-- begin --

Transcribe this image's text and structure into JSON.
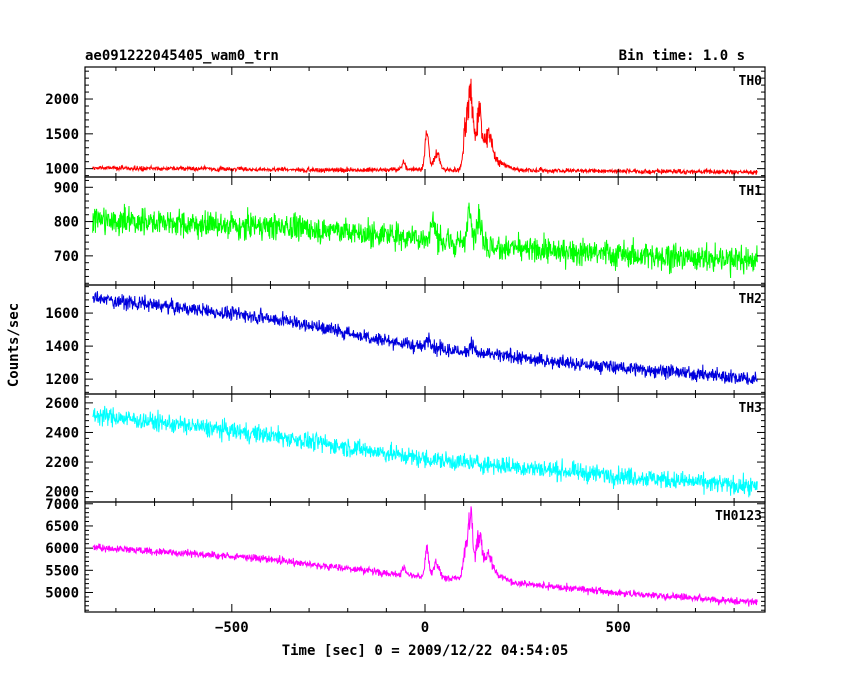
{
  "chart_data": {
    "type": "line",
    "title_left": "ae091222045405_wam0_trn",
    "title_right": "Bin time: 1.0 s",
    "xlabel": "Time [sec] 0 = 2009/12/22 04:54:05",
    "ylabel": "Counts/sec",
    "xlim": [
      -880,
      880
    ],
    "x_ticks": [
      -500,
      0,
      500
    ],
    "x_tick_labels": [
      "−500",
      "0",
      "500"
    ],
    "grid": false,
    "panels": [
      {
        "name": "TH0",
        "color": "#ff0000",
        "ylim": [
          880,
          2460
        ],
        "y_ticks": [
          1000,
          1500,
          2000
        ],
        "y_tick_labels": [
          "1000",
          "1500",
          "2000"
        ],
        "noise": 45,
        "trend": [
          [
            -860,
            1010
          ],
          [
            -200,
            980
          ],
          [
            -60,
            990
          ],
          [
            200,
            980
          ],
          [
            860,
            950
          ]
        ],
        "features": [
          {
            "x": -55,
            "height": 130,
            "width": 6
          },
          {
            "x": 5,
            "height": 550,
            "width": 7
          },
          {
            "x": 30,
            "height": 300,
            "width": 10
          },
          {
            "x": 105,
            "height": 700,
            "width": 8
          },
          {
            "x": 118,
            "height": 1300,
            "width": 8
          },
          {
            "x": 140,
            "height": 900,
            "width": 12
          },
          {
            "x": 165,
            "height": 500,
            "width": 14
          },
          {
            "x": 190,
            "height": 120,
            "width": 30
          }
        ]
      },
      {
        "name": "TH1",
        "color": "#00ff00",
        "ylim": [
          615,
          930
        ],
        "y_ticks": [
          700,
          800,
          900
        ],
        "y_tick_labels": [
          "700",
          "800",
          "900"
        ],
        "noise": 50,
        "trend": [
          [
            -860,
            805
          ],
          [
            -300,
            780
          ],
          [
            0,
            750
          ],
          [
            200,
            720
          ],
          [
            860,
            685
          ]
        ],
        "features": [
          {
            "x": 20,
            "height": 60,
            "width": 8
          },
          {
            "x": 115,
            "height": 150,
            "width": 7
          },
          {
            "x": 140,
            "height": 90,
            "width": 12
          }
        ]
      },
      {
        "name": "TH2",
        "color": "#0000dd",
        "ylim": [
          1110,
          1770
        ],
        "y_ticks": [
          1200,
          1400,
          1600
        ],
        "y_tick_labels": [
          "1200",
          "1400",
          "1600"
        ],
        "noise": 55,
        "trend": [
          [
            -860,
            1690
          ],
          [
            -400,
            1570
          ],
          [
            0,
            1390
          ],
          [
            400,
            1290
          ],
          [
            860,
            1200
          ]
        ],
        "features": [
          {
            "x": 10,
            "height": 70,
            "width": 10
          },
          {
            "x": 120,
            "height": 60,
            "width": 10
          }
        ]
      },
      {
        "name": "TH3",
        "color": "#00ffff",
        "ylim": [
          1930,
          2660
        ],
        "y_ticks": [
          2000,
          2200,
          2400,
          2600
        ],
        "y_tick_labels": [
          "2000",
          "2200",
          "2400",
          "2600"
        ],
        "noise": 80,
        "trend": [
          [
            -860,
            2520
          ],
          [
            -400,
            2380
          ],
          [
            0,
            2220
          ],
          [
            400,
            2130
          ],
          [
            860,
            2030
          ]
        ],
        "features": []
      },
      {
        "name": "TH0123",
        "color": "#ff00ff",
        "ylim": [
          4560,
          7040
        ],
        "y_ticks": [
          5000,
          5500,
          6000,
          6500,
          7000
        ],
        "y_tick_labels": [
          "5000",
          "5500",
          "6000",
          "6500",
          "7000"
        ],
        "noise": 110,
        "trend": [
          [
            -860,
            6020
          ],
          [
            -400,
            5750
          ],
          [
            -60,
            5400
          ],
          [
            250,
            5200
          ],
          [
            500,
            4990
          ],
          [
            860,
            4780
          ]
        ],
        "features": [
          {
            "x": -55,
            "height": 200,
            "width": 6
          },
          {
            "x": 5,
            "height": 700,
            "width": 7
          },
          {
            "x": 30,
            "height": 350,
            "width": 10
          },
          {
            "x": 105,
            "height": 800,
            "width": 8
          },
          {
            "x": 118,
            "height": 1600,
            "width": 8
          },
          {
            "x": 140,
            "height": 1100,
            "width": 12
          },
          {
            "x": 165,
            "height": 600,
            "width": 14
          },
          {
            "x": 190,
            "height": 150,
            "width": 30
          }
        ]
      }
    ]
  }
}
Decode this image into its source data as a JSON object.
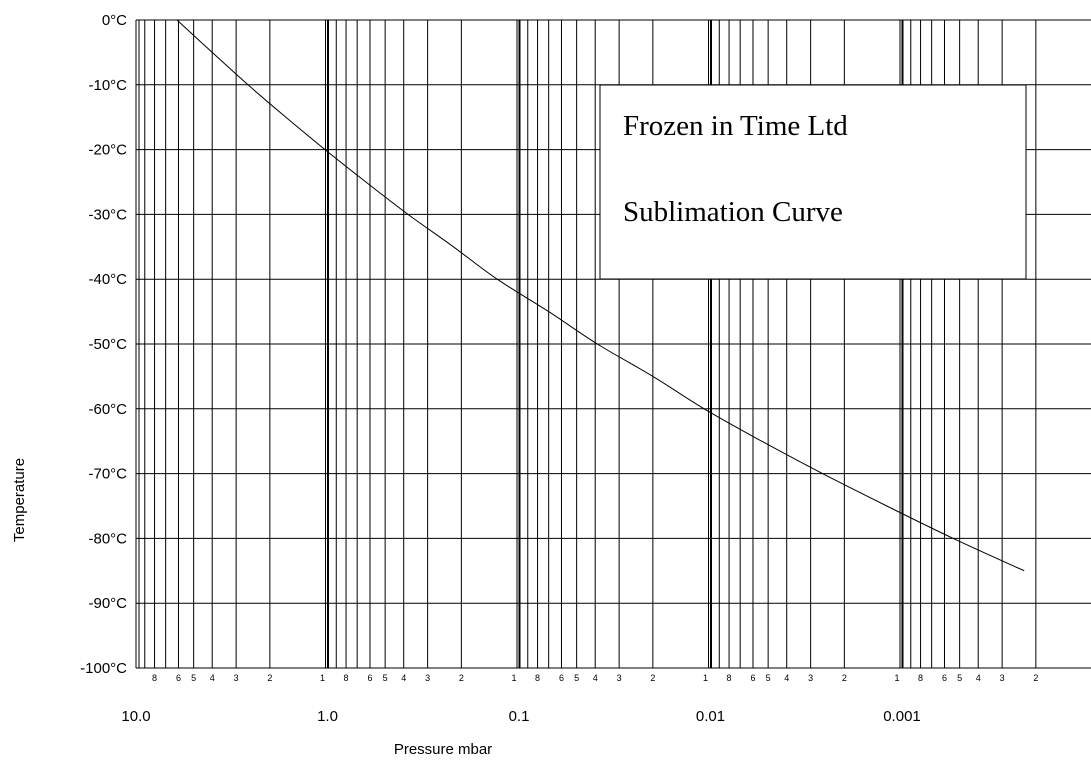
{
  "chart_data": {
    "type": "line",
    "xlabel": "Pressure mbar",
    "ylabel": "Temperature",
    "x_scale": "log",
    "x_reversed": true,
    "xlim": [
      10.0,
      0.0002
    ],
    "ylim": [
      -100,
      0
    ],
    "grid": true,
    "y_ticks": [
      "0°C",
      "-10°C",
      "-20°C",
      "-30°C",
      "-40°C",
      "-50°C",
      "-60°C",
      "-70°C",
      "-80°C",
      "-90°C",
      "-100°C"
    ],
    "y_tick_values": [
      0,
      -10,
      -20,
      -30,
      -40,
      -50,
      -60,
      -70,
      -80,
      -90,
      -100
    ],
    "x_major_ticks": [
      "10.0",
      "1.0",
      "0.1",
      "0.01",
      "0.001"
    ],
    "x_major_values": [
      10,
      1,
      0.1,
      0.01,
      0.001
    ],
    "x_minor_tick_labels": [
      "8",
      "6",
      "5",
      "4",
      "3",
      "2",
      "1"
    ],
    "annotation_box": {
      "line1": "Frozen in Time Ltd",
      "line2": "Sublimation Curve"
    },
    "series": [
      {
        "x": [
          6.11,
          4.0,
          2.6,
          1.65,
          1.03,
          0.63,
          0.38,
          0.22,
          0.13,
          0.07,
          0.039,
          0.02,
          0.0108,
          0.0054,
          0.0026,
          0.0012,
          0.00054,
          0.00023
        ],
        "y": [
          0,
          -5,
          -10,
          -15,
          -20,
          -25,
          -30,
          -35,
          -40,
          -45,
          -50,
          -55,
          -60,
          -65,
          -70,
          -75,
          -80,
          -85
        ]
      }
    ]
  }
}
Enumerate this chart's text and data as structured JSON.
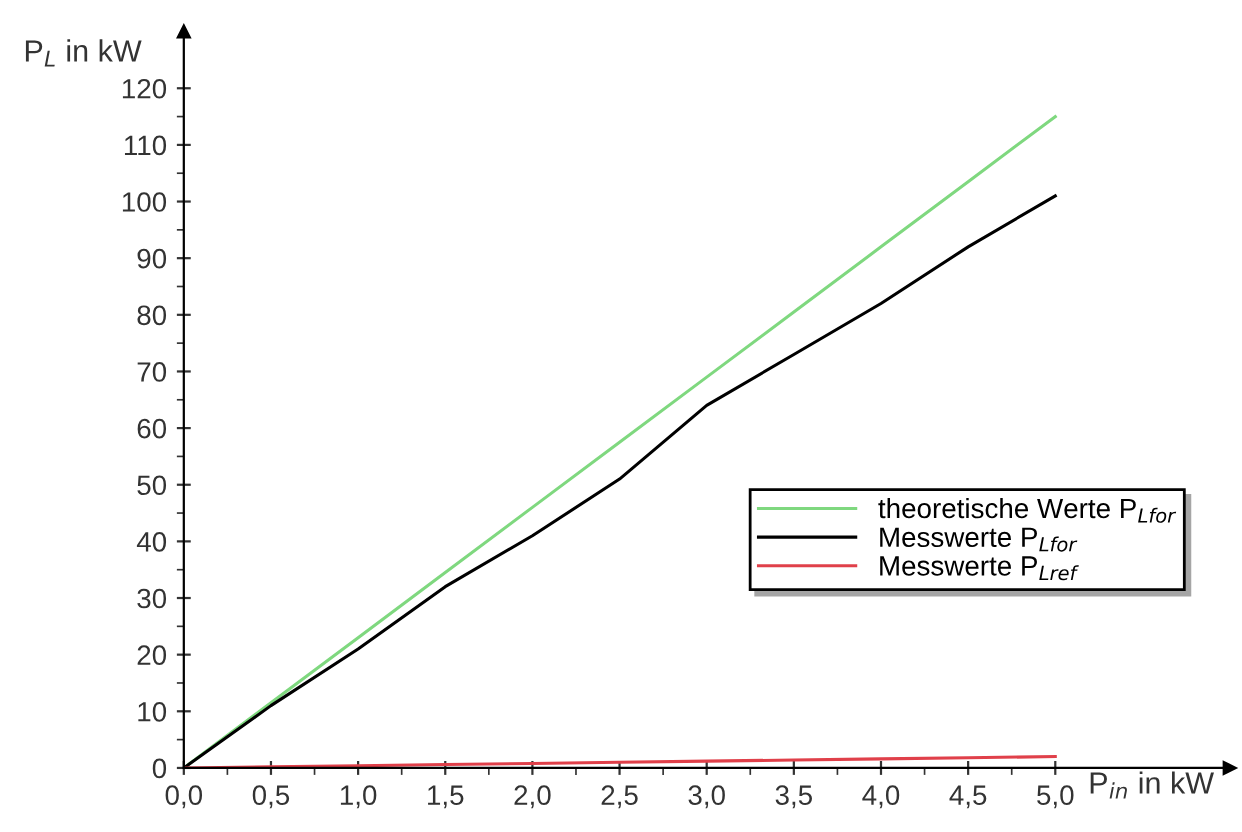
{
  "chart_data": {
    "type": "line",
    "xlabel": "P$_{in}$ in kW",
    "ylabel": "P$_{L}$ in kW",
    "x": [
      0,
      0.5,
      1.0,
      1.5,
      2.0,
      2.5,
      3.0,
      3.5,
      4.0,
      4.5,
      5.0
    ],
    "series": [
      {
        "name": "theoretische Werte P$_{Lfor}$",
        "color": "#7fd87f",
        "values": [
          0,
          11.5,
          23,
          34.5,
          46,
          57.5,
          69,
          80.5,
          92,
          103.5,
          115
        ]
      },
      {
        "name": "Messwerte P$_{Lfor}$",
        "color": "#000000",
        "values": [
          0,
          11,
          21,
          32,
          41,
          51,
          64,
          73,
          82,
          92,
          101
        ]
      },
      {
        "name": "Messwerte P$_{Lref}$",
        "color": "#e0404a",
        "values": [
          0,
          0.2,
          0.4,
          0.6,
          0.8,
          1.0,
          1.2,
          1.4,
          1.6,
          1.8,
          2.0
        ]
      }
    ],
    "xlim": [
      0,
      6
    ],
    "ylim": [
      0,
      130
    ],
    "xticks": [
      {
        "value": 0,
        "label": "0,0"
      },
      {
        "value": 0.25,
        "label": null
      },
      {
        "value": 0.5,
        "label": "0,5"
      },
      {
        "value": 0.75,
        "label": null
      },
      {
        "value": 1,
        "label": "1,0"
      },
      {
        "value": 1.25,
        "label": null
      },
      {
        "value": 1.5,
        "label": "1,5"
      },
      {
        "value": 1.75,
        "label": null
      },
      {
        "value": 2,
        "label": "2,0"
      },
      {
        "value": 2.25,
        "label": null
      },
      {
        "value": 2.5,
        "label": "2,5"
      },
      {
        "value": 2.75,
        "label": null
      },
      {
        "value": 3,
        "label": "3,0"
      },
      {
        "value": 3.25,
        "label": null
      },
      {
        "value": 3.5,
        "label": "3,5"
      },
      {
        "value": 3.75,
        "label": null
      },
      {
        "value": 4,
        "label": "4,0"
      },
      {
        "value": 4.25,
        "label": null
      },
      {
        "value": 4.5,
        "label": "4,5"
      },
      {
        "value": 4.75,
        "label": null
      },
      {
        "value": 5,
        "label": "5,0"
      }
    ],
    "yticks": [
      0,
      {
        "value": 5,
        "label": null
      },
      10,
      {
        "value": 15,
        "label": null
      },
      20,
      {
        "value": 25,
        "label": null
      },
      30,
      {
        "value": 35,
        "label": null
      },
      40,
      {
        "value": 45,
        "label": null
      },
      50,
      {
        "value": 55,
        "label": null
      },
      60,
      {
        "value": 65,
        "label": null
      },
      70,
      {
        "value": 75,
        "label": null
      },
      80,
      {
        "value": 85,
        "label": null
      },
      90,
      {
        "value": 95,
        "label": null
      },
      100,
      {
        "value": 105,
        "label": null
      },
      110,
      {
        "value": 115,
        "label": null
      },
      120
    ],
    "grid": false,
    "legend": "right",
    "marker": "none",
    "line_style": "solid"
  }
}
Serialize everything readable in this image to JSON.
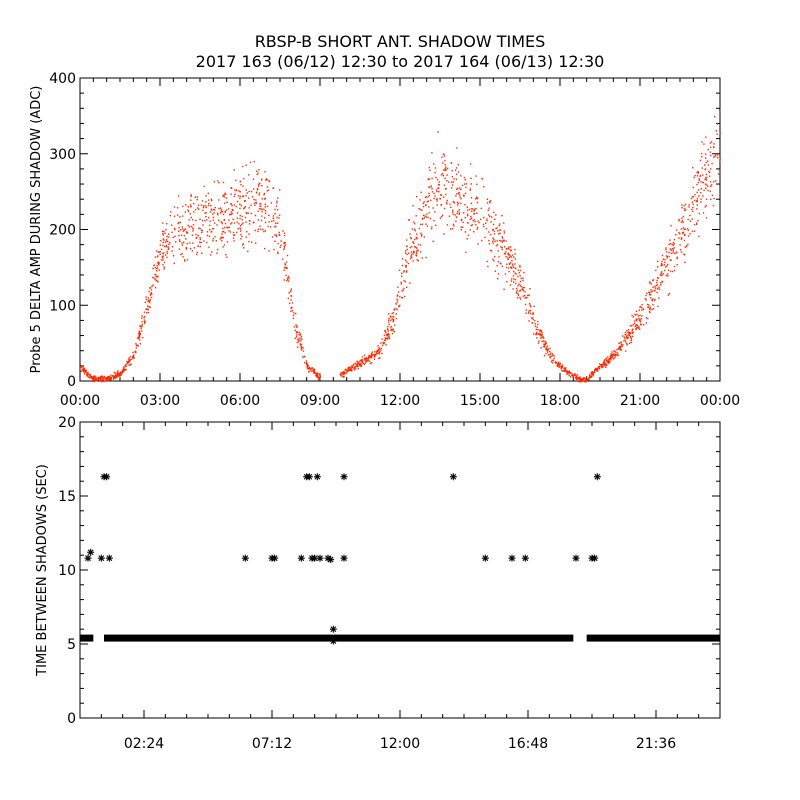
{
  "title": "RBSP-B SHORT ANT. SHADOW TIMES",
  "subtitle": "2017 163 (06/12) 12:30 to 2017 164 (06/13) 12:30",
  "colors": {
    "panel1_points": "#ff2a00",
    "panel2_points": "#000000",
    "axes": "#000000"
  },
  "chart_data": [
    {
      "type": "scatter",
      "ylabel": "Probe 5 DELTA AMP DURING SHADOW (ADC)",
      "xlabel": "",
      "ylim": [
        0,
        400
      ],
      "xlim_hours": [
        0,
        24
      ],
      "x_tick_labels": [
        "00:00",
        "03:00",
        "06:00",
        "09:00",
        "12:00",
        "15:00",
        "18:00",
        "21:00",
        "00:00"
      ],
      "y_tick_labels": [
        "0",
        "100",
        "200",
        "300",
        "400"
      ],
      "y_tick_values": [
        0,
        100,
        200,
        300,
        400
      ],
      "profile": [
        {
          "x": 0.0,
          "y": 20
        },
        {
          "x": 0.3,
          "y": 8
        },
        {
          "x": 0.6,
          "y": 3
        },
        {
          "x": 1.0,
          "y": 4
        },
        {
          "x": 1.5,
          "y": 10
        },
        {
          "x": 2.0,
          "y": 35
        },
        {
          "x": 2.5,
          "y": 100
        },
        {
          "x": 3.0,
          "y": 170
        },
        {
          "x": 3.5,
          "y": 190
        },
        {
          "x": 4.5,
          "y": 210
        },
        {
          "x": 5.5,
          "y": 222
        },
        {
          "x": 6.5,
          "y": 230
        },
        {
          "x": 7.2,
          "y": 225
        },
        {
          "x": 7.6,
          "y": 180
        },
        {
          "x": 8.0,
          "y": 80
        },
        {
          "x": 8.5,
          "y": 20
        },
        {
          "x": 9.0,
          "y": 5
        },
        {
          "x": 9.3,
          "y": 2
        },
        {
          "x": 9.8,
          "y": 10
        },
        {
          "x": 10.5,
          "y": 25
        },
        {
          "x": 11.2,
          "y": 40
        },
        {
          "x": 11.8,
          "y": 90
        },
        {
          "x": 12.3,
          "y": 170
        },
        {
          "x": 12.8,
          "y": 220
        },
        {
          "x": 13.5,
          "y": 260
        },
        {
          "x": 14.2,
          "y": 240
        },
        {
          "x": 15.0,
          "y": 215
        },
        {
          "x": 15.8,
          "y": 175
        },
        {
          "x": 16.5,
          "y": 130
        },
        {
          "x": 17.2,
          "y": 60
        },
        {
          "x": 17.8,
          "y": 25
        },
        {
          "x": 18.3,
          "y": 12
        },
        {
          "x": 18.7,
          "y": 3
        },
        {
          "x": 19.0,
          "y": 2
        },
        {
          "x": 19.3,
          "y": 15
        },
        {
          "x": 20.0,
          "y": 35
        },
        {
          "x": 20.8,
          "y": 75
        },
        {
          "x": 21.5,
          "y": 120
        },
        {
          "x": 22.2,
          "y": 170
        },
        {
          "x": 22.8,
          "y": 220
        },
        {
          "x": 23.4,
          "y": 270
        },
        {
          "x": 24.0,
          "y": 300
        }
      ]
    },
    {
      "type": "scatter",
      "ylabel": "TIME BETWEEN SHADOWS (SEC)",
      "xlabel": "",
      "ylim": [
        0,
        20
      ],
      "xlim_hours": [
        0,
        24
      ],
      "x_tick_labels": [
        "02:24",
        "07:12",
        "12:00",
        "16:48",
        "21:36"
      ],
      "x_tick_values": [
        2.4,
        7.2,
        12.0,
        16.8,
        21.6
      ],
      "y_tick_labels": [
        "0",
        "5",
        "10",
        "15",
        "20"
      ],
      "y_tick_values": [
        0,
        5,
        10,
        15,
        20
      ],
      "baseline": {
        "y": 5.4,
        "x_ranges": [
          [
            0.0,
            0.5
          ],
          [
            0.9,
            18.5
          ],
          [
            19.0,
            24.0
          ]
        ]
      },
      "points": [
        {
          "x": 0.3,
          "y": 10.8
        },
        {
          "x": 0.4,
          "y": 11.2
        },
        {
          "x": 0.8,
          "y": 10.8
        },
        {
          "x": 0.9,
          "y": 16.3
        },
        {
          "x": 1.0,
          "y": 16.3
        },
        {
          "x": 1.1,
          "y": 10.8
        },
        {
          "x": 6.2,
          "y": 10.8
        },
        {
          "x": 7.2,
          "y": 10.8
        },
        {
          "x": 7.3,
          "y": 10.8
        },
        {
          "x": 8.3,
          "y": 10.8
        },
        {
          "x": 8.5,
          "y": 16.3
        },
        {
          "x": 8.6,
          "y": 16.3
        },
        {
          "x": 8.7,
          "y": 10.8
        },
        {
          "x": 8.8,
          "y": 10.8
        },
        {
          "x": 8.9,
          "y": 16.3
        },
        {
          "x": 9.0,
          "y": 10.8
        },
        {
          "x": 9.3,
          "y": 10.8
        },
        {
          "x": 9.4,
          "y": 10.7
        },
        {
          "x": 9.5,
          "y": 6.0
        },
        {
          "x": 9.5,
          "y": 5.2
        },
        {
          "x": 9.9,
          "y": 16.3
        },
        {
          "x": 9.9,
          "y": 10.8
        },
        {
          "x": 14.0,
          "y": 16.3
        },
        {
          "x": 15.2,
          "y": 10.8
        },
        {
          "x": 16.2,
          "y": 10.8
        },
        {
          "x": 16.7,
          "y": 10.8
        },
        {
          "x": 18.6,
          "y": 10.8
        },
        {
          "x": 19.2,
          "y": 10.8
        },
        {
          "x": 19.3,
          "y": 10.8
        },
        {
          "x": 19.4,
          "y": 16.3
        }
      ]
    }
  ]
}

-- end --

# Written request
Show every line of the records above that contains the word "JSON".

# Finished task
Transcribe this image's text and structure into JSON.
Decode this image into its source data as a JSON object.
Enumerate this chart's text and data as structured JSON.
Serialize everything readable in this image to JSON.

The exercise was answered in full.